→ **REQUIRED WORK**
Pictures in the records should not be copied, but every other part must be repeated exactly.

** Start INFORMATION SHOWN **

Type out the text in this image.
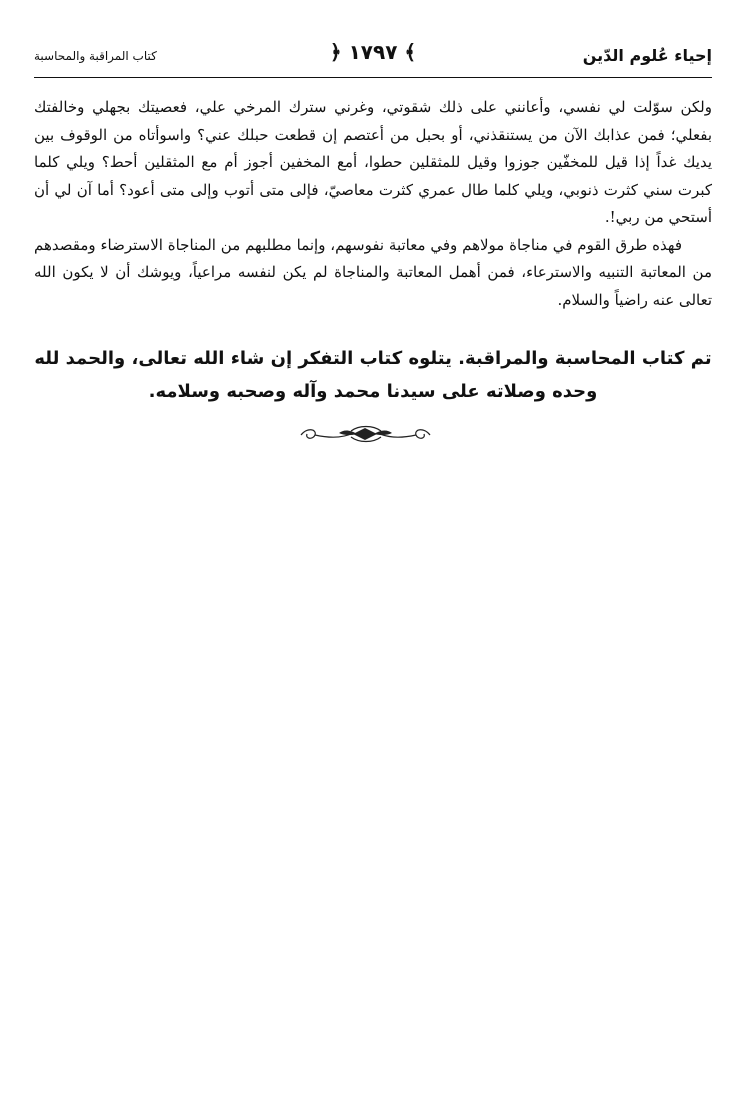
كتاب المراقبة والمحاسبة	﴿ ١٧٩٧ ﴾	إحياء عُلوم الدّين

ولكن سوّلت لي نفسي، وأعانني على ذلك شقوتي، وغرني سترك المرخي علي، فعصيتك بجهلي وخالفتك بفعلي؛ فمن عذابك الآن من يستنقذني، أو بحبل من أعتصم إن قطعت حبلك عني؟ واسوأتاه من الوقوف بين يديك غداً إذا قيل للمخفّين جوزوا وقيل للمثقلين حطوا، أمع المخفين أجوز أم مع المثقلين أحط؟ ويلي كلما كبرت سني كثرت ذنوبي، ويلي كلما طال عمري كثرت معاصيّ، فإلى متى أتوب وإلى متى أعود؟ أما آن لي أن أستحي من ربي!.

فهذه طرق القوم في مناجاة مولاهم وفي معاتبة نفوسهم، وإنما مطلبهم من المناجاة الاسترضاء ومقصدهم من المعاتبة التنبيه والاسترعاء، فمن أهمل المعاتبة والمناجاة لم يكن لنفسه مراعياً، ويوشك أن لا يكون الله تعالى عنه راضياً والسلام.

تم كتاب المحاسبة والمراقبة. يتلوه كتاب التفكر إن شاء الله تعالى، والحمد لله
وحده وصلاته على سيدنا محمد وآله وصحبه وسلامه.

** End INFORMATION SHOWN **

→ **SOLUTION**
Type out the text in this image.
كتاب المراقبة والمحاسبة	﴿ ١٧٩٧ ﴾	إحياء عُلوم الدّين

ولكن سوّلت لي نفسي، وأعانني على ذلك شقوتي، وغرني سترك المرخي علي، فعصيتك بجهلي وخالفتك بفعلي؛ فمن عذابك الآن من يستنقذني، أو بحبل من أعتصم إن قطعت حبلك عني؟ واسوأتاه من الوقوف بين يديك غداً إذا قيل للمخفّين جوزوا وقيل للمثقلين حطوا، أمع المخفين أجوز أم مع المثقلين أحط؟ ويلي كلما كبرت سني كثرت ذنوبي، ويلي كلما طال عمري كثرت معاصيّ، فإلى متى أتوب وإلى متى أعود؟ أما آن لي أن أستحي من ربي!.

فهذه طرق القوم في مناجاة مولاهم وفي معاتبة نفوسهم، وإنما مطلبهم من المناجاة الاسترضاء ومقصدهم من المعاتبة التنبيه والاسترعاء، فمن أهمل المعاتبة والمناجاة لم يكن لنفسه مراعياً، ويوشك أن لا يكون الله تعالى عنه راضياً والسلام.

تم كتاب المحاسبة والمراقبة. يتلوه كتاب التفكر إن شاء الله تعالى، والحمد لله
وحده وصلاته على سيدنا محمد وآله وصحبه وسلامه.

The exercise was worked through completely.